■ STATED PROBLEM: Extract the complete listing and output it unchanged.

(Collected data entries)
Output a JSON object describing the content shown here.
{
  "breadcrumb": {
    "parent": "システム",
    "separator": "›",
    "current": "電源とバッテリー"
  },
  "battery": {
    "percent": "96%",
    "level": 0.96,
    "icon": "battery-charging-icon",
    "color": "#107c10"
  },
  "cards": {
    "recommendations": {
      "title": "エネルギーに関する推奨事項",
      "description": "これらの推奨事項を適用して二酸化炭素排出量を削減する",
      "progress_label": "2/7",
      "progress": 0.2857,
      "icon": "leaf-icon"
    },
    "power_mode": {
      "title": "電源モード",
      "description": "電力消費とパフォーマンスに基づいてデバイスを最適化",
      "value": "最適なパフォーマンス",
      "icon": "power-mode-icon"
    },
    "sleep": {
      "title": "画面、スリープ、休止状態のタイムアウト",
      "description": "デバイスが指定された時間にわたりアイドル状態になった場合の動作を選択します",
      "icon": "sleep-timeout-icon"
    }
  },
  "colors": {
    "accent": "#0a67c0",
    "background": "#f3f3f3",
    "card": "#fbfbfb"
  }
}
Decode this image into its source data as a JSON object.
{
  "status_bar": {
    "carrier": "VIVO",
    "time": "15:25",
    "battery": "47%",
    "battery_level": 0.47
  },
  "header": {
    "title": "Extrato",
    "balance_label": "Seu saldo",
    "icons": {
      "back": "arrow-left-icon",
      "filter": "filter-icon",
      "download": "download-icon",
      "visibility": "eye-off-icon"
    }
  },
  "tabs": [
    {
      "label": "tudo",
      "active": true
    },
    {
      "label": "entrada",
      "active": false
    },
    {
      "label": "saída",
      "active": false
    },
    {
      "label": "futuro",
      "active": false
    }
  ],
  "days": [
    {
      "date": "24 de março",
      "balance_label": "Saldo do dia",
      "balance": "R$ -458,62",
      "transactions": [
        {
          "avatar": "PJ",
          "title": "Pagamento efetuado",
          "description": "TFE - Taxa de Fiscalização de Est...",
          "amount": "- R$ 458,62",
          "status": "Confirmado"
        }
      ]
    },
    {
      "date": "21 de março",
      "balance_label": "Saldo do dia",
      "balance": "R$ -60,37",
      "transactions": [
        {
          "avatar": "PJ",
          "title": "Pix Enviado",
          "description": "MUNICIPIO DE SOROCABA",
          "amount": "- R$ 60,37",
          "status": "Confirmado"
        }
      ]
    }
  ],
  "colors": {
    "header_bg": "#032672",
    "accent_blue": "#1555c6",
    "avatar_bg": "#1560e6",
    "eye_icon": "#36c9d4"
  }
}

■ WRITTEN SOLUTION:
Output a JSON object describing the content shown here.
{
  "breadcrumb": {
    "parent": "システム",
    "separator": "›",
    "current": "電源とバッテリー"
  },
  "battery": {
    "percent": "96%",
    "level": 0.96,
    "icon": "battery-charging-icon",
    "color": "#107c10"
  },
  "cards": {
    "recommendations": {
      "title": "エネルギーに関する推奨事項",
      "description": "これらの推奨事項を適用して二酸化炭素排出量を削減する",
      "progress_label": "2/7",
      "progress": 0.2857,
      "icon": "leaf-icon"
    },
    "power_mode": {
      "title": "電源モード",
      "description": "電力消費とパフォーマンスに基づいてデバイスを最適化",
      "value": "最適なパフォーマンス",
      "icon": "power-mode-icon"
    },
    "sleep": {
      "title": "画面、スリープ、休止状態のタイムアウト",
      "description": "デバイスが指定された時間にわたりアイドル状態になった場合の動作を選択します",
      "icon": "sleep-timeout-icon"
    }
  },
  "colors": {
    "accent": "#0a67c0",
    "background": "#f3f3f3",
    "card": "#fbfbfb"
  }
}
Decode this image into its source data as a JSON object.
{
  "status_bar": {
    "carrier": "VIVO",
    "time": "15:25",
    "battery": "47%",
    "battery_level": 0.47
  },
  "header": {
    "title": "Extrato",
    "balance_label": "Seu saldo",
    "icons": {
      "back": "arrow-left-icon",
      "filter": "filter-icon",
      "download": "download-icon",
      "visibility": "eye-off-icon"
    }
  },
  "tabs": [
    {
      "label": "tudo",
      "active": true
    },
    {
      "label": "entrada",
      "active": false
    },
    {
      "label": "saída",
      "active": false
    },
    {
      "label": "futuro",
      "active": false
    }
  ],
  "days": [
    {
      "date": "24 de março",
      "balance_label": "Saldo do dia",
      "balance": "R$ -458,62",
      "transactions": [
        {
          "avatar": "PJ",
          "title": "Pagamento efetuado",
          "description": "TFE - Taxa de Fiscalização de Est...",
          "amount": "- R$ 458,62",
          "status": "Confirmado"
        }
      ]
    },
    {
      "date": "21 de março",
      "balance_label": "Saldo do dia",
      "balance": "R$ -60,37",
      "transactions": [
        {
          "avatar": "PJ",
          "title": "Pix Enviado",
          "description": "MUNICIPIO DE SOROCABA",
          "amount": "- R$ 60,37",
          "status": "Confirmado"
        }
      ]
    }
  ],
  "colors": {
    "header_bg": "#032672",
    "accent_blue": "#1555c6",
    "avatar_bg": "#1560e6",
    "eye_icon": "#36c9d4"
  }
}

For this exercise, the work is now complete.